»»

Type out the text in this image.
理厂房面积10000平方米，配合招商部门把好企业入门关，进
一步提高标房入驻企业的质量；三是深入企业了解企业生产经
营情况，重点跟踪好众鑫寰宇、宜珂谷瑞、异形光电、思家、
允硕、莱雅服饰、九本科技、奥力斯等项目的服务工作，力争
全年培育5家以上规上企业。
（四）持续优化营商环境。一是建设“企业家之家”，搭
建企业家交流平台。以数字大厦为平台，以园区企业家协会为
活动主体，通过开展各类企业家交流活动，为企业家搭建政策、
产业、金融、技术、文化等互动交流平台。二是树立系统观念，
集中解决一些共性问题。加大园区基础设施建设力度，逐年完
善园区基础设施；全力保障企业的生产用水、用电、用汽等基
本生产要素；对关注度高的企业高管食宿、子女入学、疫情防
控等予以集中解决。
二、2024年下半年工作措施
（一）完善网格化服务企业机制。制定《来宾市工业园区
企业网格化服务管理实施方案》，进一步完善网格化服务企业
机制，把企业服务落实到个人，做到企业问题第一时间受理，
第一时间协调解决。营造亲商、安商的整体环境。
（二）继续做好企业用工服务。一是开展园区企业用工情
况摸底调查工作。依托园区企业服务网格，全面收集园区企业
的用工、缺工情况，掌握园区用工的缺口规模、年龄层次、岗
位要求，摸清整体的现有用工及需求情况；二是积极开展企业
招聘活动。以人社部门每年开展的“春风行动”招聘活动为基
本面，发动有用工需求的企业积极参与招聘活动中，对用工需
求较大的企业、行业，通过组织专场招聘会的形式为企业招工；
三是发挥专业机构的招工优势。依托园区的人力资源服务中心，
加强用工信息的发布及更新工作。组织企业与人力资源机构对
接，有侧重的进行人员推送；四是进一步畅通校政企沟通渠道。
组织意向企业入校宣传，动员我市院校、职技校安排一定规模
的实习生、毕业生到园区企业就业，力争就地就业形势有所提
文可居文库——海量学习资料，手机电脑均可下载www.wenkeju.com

««

- [WRITTEN INSTRUCTION]:
Take the entries above and transcribe them in full.

- [RESULT BELOW]:
Type out the text in this image.
理厂房面积10000平方米，配合招商部门把好企业入门关，进
一步提高标房入驻企业的质量；三是深入企业了解企业生产经
营情况，重点跟踪好众鑫寰宇、宜珂谷瑞、异形光电、思家、
允硕、莱雅服饰、九本科技、奥力斯等项目的服务工作，力争
全年培育5家以上规上企业。
（四）持续优化营商环境。一是建设“企业家之家”，搭
建企业家交流平台。以数字大厦为平台，以园区企业家协会为
活动主体，通过开展各类企业家交流活动，为企业家搭建政策、
产业、金融、技术、文化等互动交流平台。二是树立系统观念，
集中解决一些共性问题。加大园区基础设施建设力度，逐年完
善园区基础设施；全力保障企业的生产用水、用电、用汽等基
本生产要素；对关注度高的企业高管食宿、子女入学、疫情防
控等予以集中解决。
二、2024年下半年工作措施
（一）完善网格化服务企业机制。制定《来宾市工业园区
企业网格化服务管理实施方案》，进一步完善网格化服务企业
机制，把企业服务落实到个人，做到企业问题第一时间受理，
第一时间协调解决。营造亲商、安商的整体环境。
（二）继续做好企业用工服务。一是开展园区企业用工情
况摸底调查工作。依托园区企业服务网格，全面收集园区企业
的用工、缺工情况，掌握园区用工的缺口规模、年龄层次、岗
位要求，摸清整体的现有用工及需求情况；二是积极开展企业
招聘活动。以人社部门每年开展的“春风行动”招聘活动为基
本面，发动有用工需求的企业积极参与招聘活动中，对用工需
求较大的企业、行业，通过组织专场招聘会的形式为企业招工；
三是发挥专业机构的招工优势。依托园区的人力资源服务中心，
加强用工信息的发布及更新工作。组织企业与人力资源机构对
接，有侧重的进行人员推送；四是进一步畅通校政企沟通渠道。
组织意向企业入校宣传，动员我市院校、职技校安排一定规模
的实习生、毕业生到园区企业就业，力争就地就业形势有所提
文可居文库——海量学习资料，手机电脑均可下载www.wenkeju.com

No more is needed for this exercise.